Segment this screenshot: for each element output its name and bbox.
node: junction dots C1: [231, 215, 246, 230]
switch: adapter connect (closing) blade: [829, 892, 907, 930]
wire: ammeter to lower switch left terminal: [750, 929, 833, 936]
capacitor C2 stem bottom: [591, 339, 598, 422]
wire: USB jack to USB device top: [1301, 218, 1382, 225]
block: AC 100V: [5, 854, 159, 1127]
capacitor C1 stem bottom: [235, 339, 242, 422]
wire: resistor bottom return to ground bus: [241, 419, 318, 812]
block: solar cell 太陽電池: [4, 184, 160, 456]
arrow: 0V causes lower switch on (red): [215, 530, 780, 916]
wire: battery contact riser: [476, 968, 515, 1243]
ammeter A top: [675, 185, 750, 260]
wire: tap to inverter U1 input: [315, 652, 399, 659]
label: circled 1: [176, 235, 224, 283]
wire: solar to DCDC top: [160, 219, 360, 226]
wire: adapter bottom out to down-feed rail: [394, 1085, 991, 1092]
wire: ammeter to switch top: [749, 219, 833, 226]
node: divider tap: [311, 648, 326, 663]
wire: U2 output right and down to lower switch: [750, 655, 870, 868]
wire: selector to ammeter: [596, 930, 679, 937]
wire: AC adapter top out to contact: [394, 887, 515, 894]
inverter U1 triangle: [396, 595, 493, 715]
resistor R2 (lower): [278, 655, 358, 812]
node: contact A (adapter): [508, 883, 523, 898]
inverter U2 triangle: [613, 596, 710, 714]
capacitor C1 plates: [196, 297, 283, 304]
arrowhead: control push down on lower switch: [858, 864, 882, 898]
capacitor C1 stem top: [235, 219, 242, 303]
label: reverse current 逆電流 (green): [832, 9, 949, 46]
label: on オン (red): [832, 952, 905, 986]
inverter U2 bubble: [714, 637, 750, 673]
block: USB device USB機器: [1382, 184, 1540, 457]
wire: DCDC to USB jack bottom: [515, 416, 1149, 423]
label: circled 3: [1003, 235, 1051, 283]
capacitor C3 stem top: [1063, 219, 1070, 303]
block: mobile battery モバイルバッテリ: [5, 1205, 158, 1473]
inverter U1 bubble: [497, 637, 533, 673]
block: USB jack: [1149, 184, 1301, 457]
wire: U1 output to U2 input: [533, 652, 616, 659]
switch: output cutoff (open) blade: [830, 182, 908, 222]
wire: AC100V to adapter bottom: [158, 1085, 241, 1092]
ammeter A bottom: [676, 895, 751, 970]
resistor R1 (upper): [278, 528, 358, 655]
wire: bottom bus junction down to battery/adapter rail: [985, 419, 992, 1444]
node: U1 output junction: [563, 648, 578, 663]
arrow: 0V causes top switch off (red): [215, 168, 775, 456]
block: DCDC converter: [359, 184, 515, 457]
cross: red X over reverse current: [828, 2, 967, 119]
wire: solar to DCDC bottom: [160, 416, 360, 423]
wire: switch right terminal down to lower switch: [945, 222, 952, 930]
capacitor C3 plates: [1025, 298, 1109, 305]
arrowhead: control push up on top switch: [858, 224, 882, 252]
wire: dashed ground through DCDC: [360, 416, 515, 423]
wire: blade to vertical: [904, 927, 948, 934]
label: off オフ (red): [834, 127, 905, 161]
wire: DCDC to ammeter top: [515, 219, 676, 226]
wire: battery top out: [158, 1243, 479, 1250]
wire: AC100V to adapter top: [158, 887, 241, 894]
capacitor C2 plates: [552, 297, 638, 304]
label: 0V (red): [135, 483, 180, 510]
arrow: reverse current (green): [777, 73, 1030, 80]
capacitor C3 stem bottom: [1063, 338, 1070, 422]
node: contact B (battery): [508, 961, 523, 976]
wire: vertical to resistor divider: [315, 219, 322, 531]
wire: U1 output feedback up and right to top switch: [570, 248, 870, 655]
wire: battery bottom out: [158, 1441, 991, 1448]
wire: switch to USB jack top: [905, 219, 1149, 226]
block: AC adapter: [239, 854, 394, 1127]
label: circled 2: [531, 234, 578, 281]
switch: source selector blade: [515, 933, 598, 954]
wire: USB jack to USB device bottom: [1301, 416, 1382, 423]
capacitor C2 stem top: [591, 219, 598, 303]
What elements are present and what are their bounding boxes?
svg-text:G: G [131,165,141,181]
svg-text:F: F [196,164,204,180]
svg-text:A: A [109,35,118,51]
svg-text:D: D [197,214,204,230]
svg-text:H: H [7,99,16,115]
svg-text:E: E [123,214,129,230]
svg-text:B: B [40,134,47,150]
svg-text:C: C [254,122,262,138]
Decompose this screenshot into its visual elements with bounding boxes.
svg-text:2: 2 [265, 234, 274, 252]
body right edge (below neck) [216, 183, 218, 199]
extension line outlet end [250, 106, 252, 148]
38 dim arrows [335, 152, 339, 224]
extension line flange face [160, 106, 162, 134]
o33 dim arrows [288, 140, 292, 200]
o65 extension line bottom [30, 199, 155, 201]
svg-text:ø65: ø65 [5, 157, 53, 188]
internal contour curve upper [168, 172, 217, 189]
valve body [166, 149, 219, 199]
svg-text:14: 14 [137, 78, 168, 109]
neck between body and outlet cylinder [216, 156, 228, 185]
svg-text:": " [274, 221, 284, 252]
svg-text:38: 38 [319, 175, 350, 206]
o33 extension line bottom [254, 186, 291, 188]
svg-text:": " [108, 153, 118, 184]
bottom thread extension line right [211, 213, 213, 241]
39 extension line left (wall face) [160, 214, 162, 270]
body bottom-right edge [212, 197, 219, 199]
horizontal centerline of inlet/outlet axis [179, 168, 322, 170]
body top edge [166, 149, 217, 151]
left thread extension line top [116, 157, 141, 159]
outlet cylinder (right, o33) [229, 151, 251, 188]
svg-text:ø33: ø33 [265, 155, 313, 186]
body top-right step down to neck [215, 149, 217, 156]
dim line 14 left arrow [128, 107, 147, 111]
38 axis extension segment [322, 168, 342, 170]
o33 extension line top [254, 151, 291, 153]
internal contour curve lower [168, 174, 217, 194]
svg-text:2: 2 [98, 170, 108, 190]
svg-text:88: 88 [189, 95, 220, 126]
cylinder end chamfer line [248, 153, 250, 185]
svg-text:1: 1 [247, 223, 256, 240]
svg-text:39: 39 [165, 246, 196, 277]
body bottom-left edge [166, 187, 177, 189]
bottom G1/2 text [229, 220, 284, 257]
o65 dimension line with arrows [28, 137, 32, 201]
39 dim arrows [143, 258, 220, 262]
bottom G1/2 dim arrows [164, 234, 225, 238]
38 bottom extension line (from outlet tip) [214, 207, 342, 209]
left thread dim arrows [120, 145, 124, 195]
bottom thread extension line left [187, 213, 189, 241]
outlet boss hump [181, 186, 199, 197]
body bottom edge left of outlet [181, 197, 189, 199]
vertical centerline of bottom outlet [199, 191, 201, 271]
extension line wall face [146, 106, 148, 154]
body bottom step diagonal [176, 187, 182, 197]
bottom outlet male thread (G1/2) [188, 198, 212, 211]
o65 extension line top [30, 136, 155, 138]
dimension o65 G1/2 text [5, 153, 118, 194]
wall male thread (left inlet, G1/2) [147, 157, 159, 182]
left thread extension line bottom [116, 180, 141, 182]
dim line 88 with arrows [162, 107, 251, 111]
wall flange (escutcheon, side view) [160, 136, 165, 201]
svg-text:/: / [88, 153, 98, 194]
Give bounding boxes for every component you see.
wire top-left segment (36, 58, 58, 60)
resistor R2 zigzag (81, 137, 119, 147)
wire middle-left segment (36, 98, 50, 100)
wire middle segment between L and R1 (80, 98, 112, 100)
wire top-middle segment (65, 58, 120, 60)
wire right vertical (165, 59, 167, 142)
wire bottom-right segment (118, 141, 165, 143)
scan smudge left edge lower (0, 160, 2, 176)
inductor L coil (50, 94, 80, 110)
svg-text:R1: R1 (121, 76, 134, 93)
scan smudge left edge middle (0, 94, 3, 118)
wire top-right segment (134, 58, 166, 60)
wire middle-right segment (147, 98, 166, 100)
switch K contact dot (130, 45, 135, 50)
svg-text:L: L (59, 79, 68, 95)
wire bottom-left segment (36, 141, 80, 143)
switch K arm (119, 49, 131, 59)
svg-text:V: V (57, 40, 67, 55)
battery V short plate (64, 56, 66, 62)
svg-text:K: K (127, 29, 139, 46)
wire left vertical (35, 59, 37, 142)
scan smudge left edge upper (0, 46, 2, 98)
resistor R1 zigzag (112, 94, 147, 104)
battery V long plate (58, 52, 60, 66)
———
■ Set problem
Reproduce the lines above verbatim, starting with the first line and ending with the line that contains "label: circled 3: [1003, 235, 1051, 283]", including that line.

■ Output of the task
Segment this screenshot: for each element output its name and bbox.
node: junction dots C1: [231, 215, 246, 230]
switch: adapter connect (closing) blade: [829, 892, 907, 930]
wire: ammeter to lower switch left terminal: [750, 929, 833, 936]
capacitor C2 stem bottom: [591, 339, 598, 422]
wire: USB jack to USB device top: [1301, 218, 1382, 225]
block: AC 100V: [5, 854, 159, 1127]
capacitor C1 stem bottom: [235, 339, 242, 422]
wire: resistor bottom return to ground bus: [241, 419, 318, 812]
block: solar cell 太陽電池: [4, 184, 160, 456]
arrow: 0V causes lower switch on (red): [215, 530, 780, 916]
wire: battery contact riser: [476, 968, 515, 1243]
ammeter A top: [675, 185, 750, 260]
wire: tap to inverter U1 input: [315, 652, 399, 659]
label: circled 1: [176, 235, 224, 283]
wire: solar to DCDC top: [160, 219, 360, 226]
wire: adapter bottom out to down-feed rail: [394, 1085, 991, 1092]
wire: ammeter to switch top: [749, 219, 833, 226]
node: divider tap: [311, 648, 326, 663]
wire: U2 output right and down to lower switch: [750, 655, 870, 868]
wire: selector to ammeter: [596, 930, 679, 937]
wire: AC adapter top out to contact: [394, 887, 515, 894]
inverter U1 triangle: [396, 595, 493, 715]
resistor R2 (lower): [278, 655, 358, 812]
node: contact A (adapter): [508, 883, 523, 898]
inverter U2 triangle: [613, 596, 710, 714]
capacitor C1 plates: [196, 297, 283, 304]
arrowhead: control push down on lower switch: [858, 864, 882, 898]
capacitor C1 stem top: [235, 219, 242, 303]
label: reverse current 逆電流 (green): [832, 9, 949, 46]
label: on オン (red): [832, 952, 905, 986]
inverter U2 bubble: [714, 637, 750, 673]
block: USB device USB機器: [1382, 184, 1540, 457]
wire: DCDC to USB jack bottom: [515, 416, 1149, 423]
label: circled 3: [1003, 235, 1051, 283]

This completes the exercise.